Data entries

+-------+

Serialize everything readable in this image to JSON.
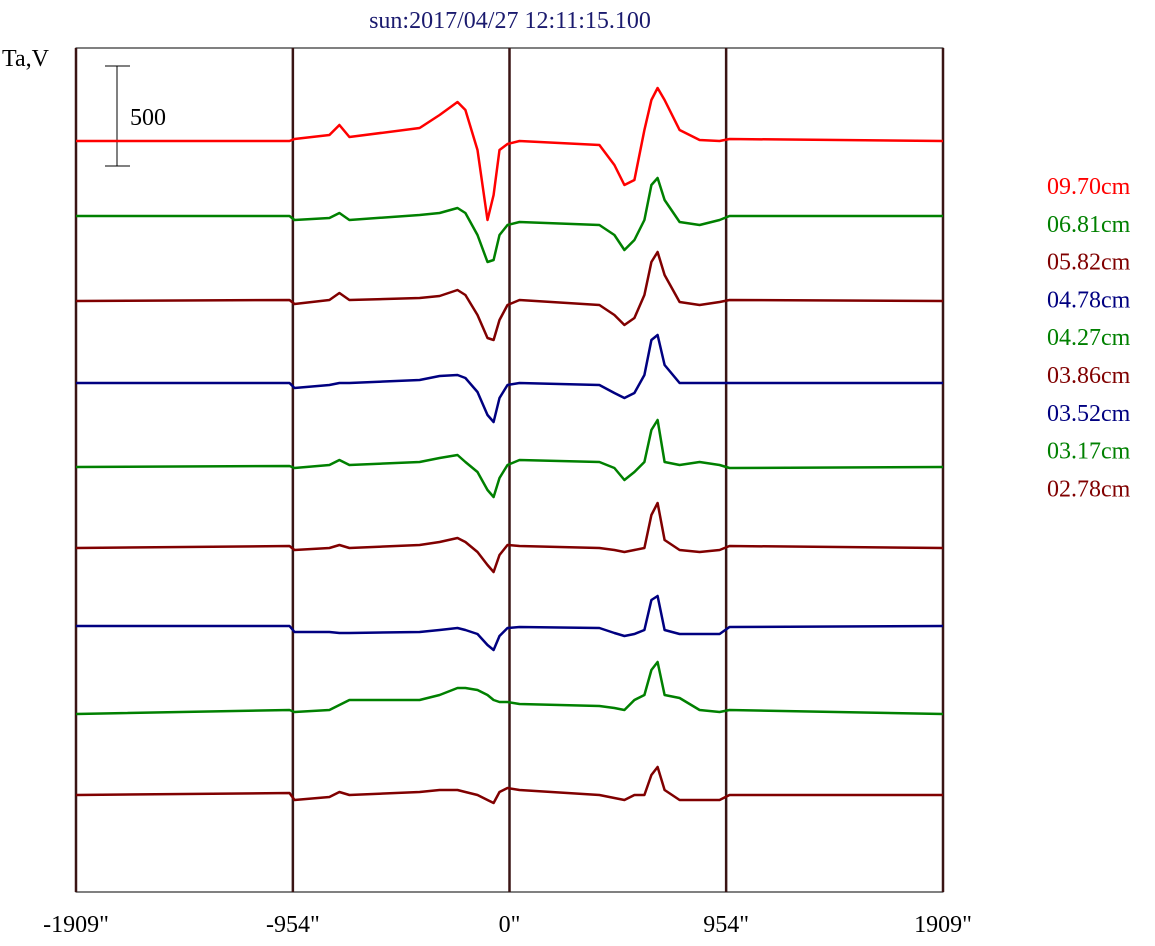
{
  "chart_data": {
    "type": "line",
    "title": "sun:2017/04/27 12:11:15.100",
    "y_label": "Ta,V",
    "scale_bar": 500,
    "grid": true,
    "xlim": [
      -1909,
      1909
    ],
    "ylim": [
      0,
      4220
    ],
    "xticks": [
      {
        "value": -1909,
        "label": "-1909\""
      },
      {
        "value": -954,
        "label": "-954\""
      },
      {
        "value": 0,
        "label": "0\""
      },
      {
        "value": 954,
        "label": "954\""
      },
      {
        "value": 1909,
        "label": "1909\""
      }
    ],
    "x": [
      -1909,
      -969,
      -947,
      -793,
      -749,
      -705,
      -396,
      -308,
      -229,
      -194,
      -141,
      -97,
      -70,
      -44,
      -9,
      44,
      396,
      462,
      506,
      550,
      594,
      625,
      652,
      683,
      749,
      837,
      925,
      969,
      1909
    ],
    "series": [
      {
        "name": "09.70cm",
        "color": "#ff0000",
        "values": [
          3755,
          3755,
          3765,
          3785,
          3835,
          3775,
          3820,
          3885,
          3950,
          3910,
          3710,
          3360,
          3485,
          3710,
          3740,
          3755,
          3735,
          3635,
          3535,
          3560,
          3810,
          3960,
          4020,
          3960,
          3810,
          3760,
          3755,
          3765,
          3755
        ]
      },
      {
        "name": "06.81cm",
        "color": "#008000",
        "values": [
          3380,
          3380,
          3360,
          3370,
          3395,
          3360,
          3385,
          3395,
          3420,
          3395,
          3285,
          3150,
          3160,
          3285,
          3335,
          3350,
          3335,
          3285,
          3210,
          3260,
          3360,
          3535,
          3570,
          3460,
          3350,
          3335,
          3360,
          3380,
          3380
        ]
      },
      {
        "name": "05.82cm",
        "color": "#800000",
        "values": [
          2955,
          2960,
          2940,
          2960,
          2995,
          2960,
          2970,
          2980,
          3010,
          2985,
          2885,
          2770,
          2760,
          2860,
          2935,
          2960,
          2935,
          2885,
          2835,
          2870,
          2985,
          3150,
          3200,
          3085,
          2950,
          2935,
          2950,
          2960,
          2955
        ]
      },
      {
        "name": "04.78cm",
        "color": "#000080",
        "values": [
          2545,
          2545,
          2520,
          2535,
          2545,
          2545,
          2560,
          2580,
          2585,
          2570,
          2500,
          2385,
          2350,
          2470,
          2535,
          2545,
          2535,
          2495,
          2470,
          2495,
          2585,
          2760,
          2785,
          2635,
          2545,
          2545,
          2545,
          2545,
          2545
        ]
      },
      {
        "name": "04.27cm",
        "color": "#008000",
        "values": [
          2125,
          2130,
          2120,
          2135,
          2160,
          2135,
          2150,
          2170,
          2185,
          2150,
          2100,
          2010,
          1975,
          2070,
          2135,
          2160,
          2150,
          2120,
          2060,
          2100,
          2150,
          2310,
          2360,
          2150,
          2135,
          2150,
          2135,
          2120,
          2125
        ]
      },
      {
        "name": "03.86cm",
        "color": "#800000",
        "values": [
          1720,
          1730,
          1710,
          1720,
          1735,
          1720,
          1735,
          1750,
          1770,
          1750,
          1700,
          1635,
          1600,
          1685,
          1735,
          1730,
          1720,
          1710,
          1700,
          1710,
          1720,
          1885,
          1945,
          1760,
          1710,
          1700,
          1710,
          1730,
          1720
        ]
      },
      {
        "name": "03.52cm",
        "color": "#000080",
        "values": [
          1330,
          1330,
          1300,
          1300,
          1295,
          1295,
          1300,
          1310,
          1320,
          1310,
          1290,
          1235,
          1210,
          1280,
          1320,
          1325,
          1320,
          1295,
          1280,
          1290,
          1310,
          1460,
          1480,
          1310,
          1290,
          1290,
          1290,
          1325,
          1330
        ]
      },
      {
        "name": "03.17cm",
        "color": "#008000",
        "values": [
          890,
          910,
          900,
          910,
          935,
          960,
          960,
          985,
          1020,
          1020,
          1010,
          985,
          960,
          950,
          950,
          940,
          930,
          920,
          910,
          960,
          985,
          1110,
          1150,
          985,
          970,
          910,
          900,
          910,
          890
        ]
      },
      {
        "name": "02.78cm",
        "color": "#800000",
        "values": [
          485,
          495,
          460,
          475,
          500,
          485,
          500,
          510,
          510,
          500,
          485,
          460,
          445,
          500,
          520,
          510,
          485,
          470,
          460,
          485,
          485,
          585,
          625,
          510,
          460,
          460,
          460,
          485,
          485
        ]
      }
    ]
  }
}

+-------+

TASK GOAL: Repeat the material above in full and exactly, omitting the pictures.

EXERCISE RESPONSE:
Serialize everything readable in this image to JSON.
{
  "chart_data": {
    "type": "line",
    "title": "sun:2017/04/27 12:11:15.100",
    "y_label": "Ta,V",
    "scale_bar": 500,
    "grid": true,
    "xlim": [
      -1909,
      1909
    ],
    "ylim": [
      0,
      4220
    ],
    "xticks": [
      {
        "value": -1909,
        "label": "-1909\""
      },
      {
        "value": -954,
        "label": "-954\""
      },
      {
        "value": 0,
        "label": "0\""
      },
      {
        "value": 954,
        "label": "954\""
      },
      {
        "value": 1909,
        "label": "1909\""
      }
    ],
    "x": [
      -1909,
      -969,
      -947,
      -793,
      -749,
      -705,
      -396,
      -308,
      -229,
      -194,
      -141,
      -97,
      -70,
      -44,
      -9,
      44,
      396,
      462,
      506,
      550,
      594,
      625,
      652,
      683,
      749,
      837,
      925,
      969,
      1909
    ],
    "series": [
      {
        "name": "09.70cm",
        "color": "#ff0000",
        "values": [
          3755,
          3755,
          3765,
          3785,
          3835,
          3775,
          3820,
          3885,
          3950,
          3910,
          3710,
          3360,
          3485,
          3710,
          3740,
          3755,
          3735,
          3635,
          3535,
          3560,
          3810,
          3960,
          4020,
          3960,
          3810,
          3760,
          3755,
          3765,
          3755
        ]
      },
      {
        "name": "06.81cm",
        "color": "#008000",
        "values": [
          3380,
          3380,
          3360,
          3370,
          3395,
          3360,
          3385,
          3395,
          3420,
          3395,
          3285,
          3150,
          3160,
          3285,
          3335,
          3350,
          3335,
          3285,
          3210,
          3260,
          3360,
          3535,
          3570,
          3460,
          3350,
          3335,
          3360,
          3380,
          3380
        ]
      },
      {
        "name": "05.82cm",
        "color": "#800000",
        "values": [
          2955,
          2960,
          2940,
          2960,
          2995,
          2960,
          2970,
          2980,
          3010,
          2985,
          2885,
          2770,
          2760,
          2860,
          2935,
          2960,
          2935,
          2885,
          2835,
          2870,
          2985,
          3150,
          3200,
          3085,
          2950,
          2935,
          2950,
          2960,
          2955
        ]
      },
      {
        "name": "04.78cm",
        "color": "#000080",
        "values": [
          2545,
          2545,
          2520,
          2535,
          2545,
          2545,
          2560,
          2580,
          2585,
          2570,
          2500,
          2385,
          2350,
          2470,
          2535,
          2545,
          2535,
          2495,
          2470,
          2495,
          2585,
          2760,
          2785,
          2635,
          2545,
          2545,
          2545,
          2545,
          2545
        ]
      },
      {
        "name": "04.27cm",
        "color": "#008000",
        "values": [
          2125,
          2130,
          2120,
          2135,
          2160,
          2135,
          2150,
          2170,
          2185,
          2150,
          2100,
          2010,
          1975,
          2070,
          2135,
          2160,
          2150,
          2120,
          2060,
          2100,
          2150,
          2310,
          2360,
          2150,
          2135,
          2150,
          2135,
          2120,
          2125
        ]
      },
      {
        "name": "03.86cm",
        "color": "#800000",
        "values": [
          1720,
          1730,
          1710,
          1720,
          1735,
          1720,
          1735,
          1750,
          1770,
          1750,
          1700,
          1635,
          1600,
          1685,
          1735,
          1730,
          1720,
          1710,
          1700,
          1710,
          1720,
          1885,
          1945,
          1760,
          1710,
          1700,
          1710,
          1730,
          1720
        ]
      },
      {
        "name": "03.52cm",
        "color": "#000080",
        "values": [
          1330,
          1330,
          1300,
          1300,
          1295,
          1295,
          1300,
          1310,
          1320,
          1310,
          1290,
          1235,
          1210,
          1280,
          1320,
          1325,
          1320,
          1295,
          1280,
          1290,
          1310,
          1460,
          1480,
          1310,
          1290,
          1290,
          1290,
          1325,
          1330
        ]
      },
      {
        "name": "03.17cm",
        "color": "#008000",
        "values": [
          890,
          910,
          900,
          910,
          935,
          960,
          960,
          985,
          1020,
          1020,
          1010,
          985,
          960,
          950,
          950,
          940,
          930,
          920,
          910,
          960,
          985,
          1110,
          1150,
          985,
          970,
          910,
          900,
          910,
          890
        ]
      },
      {
        "name": "02.78cm",
        "color": "#800000",
        "values": [
          485,
          495,
          460,
          475,
          500,
          485,
          500,
          510,
          510,
          500,
          485,
          460,
          445,
          500,
          520,
          510,
          485,
          470,
          460,
          485,
          485,
          585,
          625,
          510,
          460,
          460,
          460,
          485,
          485
        ]
      }
    ]
  }
}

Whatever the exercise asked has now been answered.